- [EXTRAIT À LIRE]:

###

Elles sont, pour beaucoup, vendues à des organisations spécialisées dans la malveillance et l’escroquerie, un genre de crime organisé du numérique. Arnaques aux faux conseillers bancaires, prétendues aides de l’État… il existe un lien direct entre les appels spams que vous recevez sur vos téléphones et les attaques cyber.
« La société se numérise chaque jour un peu plus, ce qui, de facto, augmente les risques »
Et puis il y a des groupes plus organisés, plus compétents, spécialisés dans le rançonnage et capables de s’en prendre à des institutions, comme nos hôpitaux par exemple, qui souffrent d’infrastructures numériques vieillissantes.
La menace cyber risque-t-elle de s’accentuer dans les prochaines années ?

###

- [DONNÉES]:
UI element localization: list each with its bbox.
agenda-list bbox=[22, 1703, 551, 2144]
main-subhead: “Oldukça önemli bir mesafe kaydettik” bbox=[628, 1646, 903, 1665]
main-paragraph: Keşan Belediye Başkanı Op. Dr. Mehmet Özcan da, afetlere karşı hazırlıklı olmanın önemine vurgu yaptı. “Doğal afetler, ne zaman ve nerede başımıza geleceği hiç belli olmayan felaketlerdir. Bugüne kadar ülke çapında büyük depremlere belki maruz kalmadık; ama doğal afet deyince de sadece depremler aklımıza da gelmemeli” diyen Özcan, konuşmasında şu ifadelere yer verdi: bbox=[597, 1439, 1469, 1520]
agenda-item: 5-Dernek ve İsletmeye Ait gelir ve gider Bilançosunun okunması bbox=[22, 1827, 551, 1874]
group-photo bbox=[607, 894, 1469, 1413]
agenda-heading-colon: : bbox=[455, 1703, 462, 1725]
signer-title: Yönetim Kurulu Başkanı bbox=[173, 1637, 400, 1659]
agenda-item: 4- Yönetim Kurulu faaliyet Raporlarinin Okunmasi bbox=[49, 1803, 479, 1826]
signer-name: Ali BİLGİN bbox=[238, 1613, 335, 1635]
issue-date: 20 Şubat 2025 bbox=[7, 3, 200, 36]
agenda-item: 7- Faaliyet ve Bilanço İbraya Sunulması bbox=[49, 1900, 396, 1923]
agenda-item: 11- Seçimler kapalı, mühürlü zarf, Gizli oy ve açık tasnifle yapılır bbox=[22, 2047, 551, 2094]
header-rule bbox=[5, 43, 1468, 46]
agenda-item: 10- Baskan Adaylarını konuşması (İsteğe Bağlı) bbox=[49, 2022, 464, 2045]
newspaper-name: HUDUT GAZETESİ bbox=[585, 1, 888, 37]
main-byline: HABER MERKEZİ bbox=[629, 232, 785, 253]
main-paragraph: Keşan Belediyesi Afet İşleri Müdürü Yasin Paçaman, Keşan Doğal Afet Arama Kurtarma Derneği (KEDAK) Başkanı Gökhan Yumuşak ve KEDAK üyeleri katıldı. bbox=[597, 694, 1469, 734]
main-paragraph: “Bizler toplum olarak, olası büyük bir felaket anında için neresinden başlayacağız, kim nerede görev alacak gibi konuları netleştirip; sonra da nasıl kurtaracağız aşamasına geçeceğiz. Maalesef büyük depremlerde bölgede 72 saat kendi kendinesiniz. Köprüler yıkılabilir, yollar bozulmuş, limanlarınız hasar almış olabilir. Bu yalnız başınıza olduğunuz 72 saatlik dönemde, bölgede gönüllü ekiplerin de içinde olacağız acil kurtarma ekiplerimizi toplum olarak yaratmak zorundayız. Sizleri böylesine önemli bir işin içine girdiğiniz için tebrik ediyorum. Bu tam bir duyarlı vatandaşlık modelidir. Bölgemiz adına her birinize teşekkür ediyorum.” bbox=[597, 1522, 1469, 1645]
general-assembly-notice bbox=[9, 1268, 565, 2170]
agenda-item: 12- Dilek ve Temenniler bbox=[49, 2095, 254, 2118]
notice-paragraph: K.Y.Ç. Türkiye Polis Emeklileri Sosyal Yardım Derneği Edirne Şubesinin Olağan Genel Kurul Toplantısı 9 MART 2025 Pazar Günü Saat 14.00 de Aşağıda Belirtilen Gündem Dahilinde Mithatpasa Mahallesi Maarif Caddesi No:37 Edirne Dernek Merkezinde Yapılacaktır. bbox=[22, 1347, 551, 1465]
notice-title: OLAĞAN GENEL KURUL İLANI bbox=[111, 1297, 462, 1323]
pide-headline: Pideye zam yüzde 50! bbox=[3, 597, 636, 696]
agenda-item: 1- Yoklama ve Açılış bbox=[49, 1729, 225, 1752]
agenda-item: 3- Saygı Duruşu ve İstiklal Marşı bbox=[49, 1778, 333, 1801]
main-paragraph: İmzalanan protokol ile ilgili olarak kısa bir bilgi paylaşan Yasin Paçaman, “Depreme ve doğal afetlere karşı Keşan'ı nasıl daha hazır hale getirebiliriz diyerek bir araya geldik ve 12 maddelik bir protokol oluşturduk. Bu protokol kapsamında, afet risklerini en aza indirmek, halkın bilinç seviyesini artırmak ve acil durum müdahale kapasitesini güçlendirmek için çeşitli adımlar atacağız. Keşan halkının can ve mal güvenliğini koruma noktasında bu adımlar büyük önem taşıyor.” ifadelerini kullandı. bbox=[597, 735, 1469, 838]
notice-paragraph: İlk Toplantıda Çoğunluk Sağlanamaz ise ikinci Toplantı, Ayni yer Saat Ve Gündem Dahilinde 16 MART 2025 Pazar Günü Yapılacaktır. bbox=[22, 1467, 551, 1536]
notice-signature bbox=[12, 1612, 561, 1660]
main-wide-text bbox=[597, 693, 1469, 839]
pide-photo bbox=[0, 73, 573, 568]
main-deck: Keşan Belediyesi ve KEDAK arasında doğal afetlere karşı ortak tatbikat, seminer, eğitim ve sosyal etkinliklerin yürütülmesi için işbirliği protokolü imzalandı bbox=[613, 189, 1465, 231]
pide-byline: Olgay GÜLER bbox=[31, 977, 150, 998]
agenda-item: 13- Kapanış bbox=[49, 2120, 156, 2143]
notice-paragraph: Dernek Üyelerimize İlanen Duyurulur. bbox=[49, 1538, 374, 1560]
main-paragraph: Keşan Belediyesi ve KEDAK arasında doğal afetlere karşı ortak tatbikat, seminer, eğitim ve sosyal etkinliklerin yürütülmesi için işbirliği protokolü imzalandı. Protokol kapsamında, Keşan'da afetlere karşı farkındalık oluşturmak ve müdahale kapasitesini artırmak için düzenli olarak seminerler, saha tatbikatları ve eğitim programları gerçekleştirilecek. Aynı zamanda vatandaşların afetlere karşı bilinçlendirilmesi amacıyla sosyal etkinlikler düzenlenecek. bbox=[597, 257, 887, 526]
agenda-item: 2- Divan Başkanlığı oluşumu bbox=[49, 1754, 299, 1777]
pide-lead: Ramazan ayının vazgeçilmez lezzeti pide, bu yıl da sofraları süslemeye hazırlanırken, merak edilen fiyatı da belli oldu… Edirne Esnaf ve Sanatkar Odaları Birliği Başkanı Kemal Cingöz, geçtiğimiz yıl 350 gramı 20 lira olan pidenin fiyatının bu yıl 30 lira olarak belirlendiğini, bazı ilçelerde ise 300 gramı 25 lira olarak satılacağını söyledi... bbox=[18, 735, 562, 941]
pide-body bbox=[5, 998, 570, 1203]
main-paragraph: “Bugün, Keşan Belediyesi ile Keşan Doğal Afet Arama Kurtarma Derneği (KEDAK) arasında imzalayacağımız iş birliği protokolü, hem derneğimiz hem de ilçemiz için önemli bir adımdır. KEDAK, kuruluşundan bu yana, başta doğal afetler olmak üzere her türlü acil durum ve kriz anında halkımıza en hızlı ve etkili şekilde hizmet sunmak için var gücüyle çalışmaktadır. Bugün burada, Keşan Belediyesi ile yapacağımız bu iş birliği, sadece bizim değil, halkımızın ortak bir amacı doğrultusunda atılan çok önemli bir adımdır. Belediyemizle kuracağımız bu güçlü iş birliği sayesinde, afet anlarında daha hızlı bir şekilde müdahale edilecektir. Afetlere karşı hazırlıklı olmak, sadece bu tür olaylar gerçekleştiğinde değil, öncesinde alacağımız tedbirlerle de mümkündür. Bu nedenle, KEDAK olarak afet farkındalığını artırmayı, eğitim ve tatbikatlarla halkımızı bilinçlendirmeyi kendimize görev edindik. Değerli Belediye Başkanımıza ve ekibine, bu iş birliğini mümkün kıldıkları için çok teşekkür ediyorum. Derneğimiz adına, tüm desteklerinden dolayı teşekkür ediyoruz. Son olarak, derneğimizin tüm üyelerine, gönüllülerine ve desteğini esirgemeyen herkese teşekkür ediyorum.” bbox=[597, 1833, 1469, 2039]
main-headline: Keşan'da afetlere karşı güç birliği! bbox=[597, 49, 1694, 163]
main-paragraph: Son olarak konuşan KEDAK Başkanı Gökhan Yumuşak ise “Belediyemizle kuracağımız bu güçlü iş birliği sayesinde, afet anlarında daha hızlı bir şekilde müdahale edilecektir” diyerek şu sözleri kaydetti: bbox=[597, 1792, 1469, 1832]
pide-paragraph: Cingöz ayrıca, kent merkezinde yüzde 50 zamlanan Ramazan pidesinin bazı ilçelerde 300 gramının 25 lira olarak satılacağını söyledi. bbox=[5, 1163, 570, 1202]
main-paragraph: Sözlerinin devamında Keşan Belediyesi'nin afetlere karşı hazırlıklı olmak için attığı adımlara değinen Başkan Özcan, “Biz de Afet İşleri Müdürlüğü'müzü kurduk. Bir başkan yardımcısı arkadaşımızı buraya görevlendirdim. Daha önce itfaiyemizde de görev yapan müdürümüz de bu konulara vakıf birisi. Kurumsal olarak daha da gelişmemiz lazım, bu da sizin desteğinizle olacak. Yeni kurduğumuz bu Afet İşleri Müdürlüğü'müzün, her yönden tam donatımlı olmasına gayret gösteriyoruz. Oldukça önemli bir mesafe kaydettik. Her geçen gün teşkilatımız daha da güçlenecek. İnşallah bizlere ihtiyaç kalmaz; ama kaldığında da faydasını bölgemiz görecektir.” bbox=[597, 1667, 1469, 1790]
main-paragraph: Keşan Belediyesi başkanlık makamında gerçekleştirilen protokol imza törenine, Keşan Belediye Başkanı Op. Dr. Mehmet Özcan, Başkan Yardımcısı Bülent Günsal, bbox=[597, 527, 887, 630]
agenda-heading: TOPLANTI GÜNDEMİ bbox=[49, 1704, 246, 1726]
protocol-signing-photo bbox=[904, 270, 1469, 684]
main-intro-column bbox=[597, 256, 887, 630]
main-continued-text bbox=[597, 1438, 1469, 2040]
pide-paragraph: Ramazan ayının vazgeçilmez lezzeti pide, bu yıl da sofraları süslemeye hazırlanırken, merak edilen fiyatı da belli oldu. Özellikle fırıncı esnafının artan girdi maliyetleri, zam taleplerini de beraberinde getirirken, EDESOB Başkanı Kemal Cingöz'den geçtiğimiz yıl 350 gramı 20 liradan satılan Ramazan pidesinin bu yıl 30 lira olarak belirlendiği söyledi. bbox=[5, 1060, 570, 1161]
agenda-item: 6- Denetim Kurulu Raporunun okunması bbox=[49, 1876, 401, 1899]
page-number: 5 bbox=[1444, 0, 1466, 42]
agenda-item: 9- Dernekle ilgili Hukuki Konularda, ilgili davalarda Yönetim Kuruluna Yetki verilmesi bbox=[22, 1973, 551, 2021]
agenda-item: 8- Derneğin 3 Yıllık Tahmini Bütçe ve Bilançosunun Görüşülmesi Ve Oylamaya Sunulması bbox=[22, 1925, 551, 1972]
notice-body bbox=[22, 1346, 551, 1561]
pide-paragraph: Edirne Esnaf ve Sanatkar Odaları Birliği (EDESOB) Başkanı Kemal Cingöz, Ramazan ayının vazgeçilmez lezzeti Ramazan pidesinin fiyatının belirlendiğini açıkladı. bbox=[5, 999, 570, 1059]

###

Dans l'extrait sur la menace cyber, reprenez le passage qui s'ouvre sur les mots « Elles sont, pour » et se ferme sur « d’infrastructures numériques vieillissantes. », en substituant « mairies » à « hôpitaux ».

Elles sont, pour beaucoup, vendues à des organisations spécialisées dans la malveillance et l’escroquerie, un genre de crime organisé du numérique. Arnaques aux faux conseillers bancaires, prétendues aides de l’État… il existe un lien direct entre les appels spams que vous recevez sur vos téléphones et les attaques cyber.
« La société se numérise chaque jour un peu plus, ce qui, de facto, augmente les risques »
Et puis il y a des groupes plus organisés, plus compétents, spécialisés dans le rançonnage et capables de s’en prendre à des institutions, comme nos mairies par exemple, qui souffrent d’infrastructures numériques vieillissantes.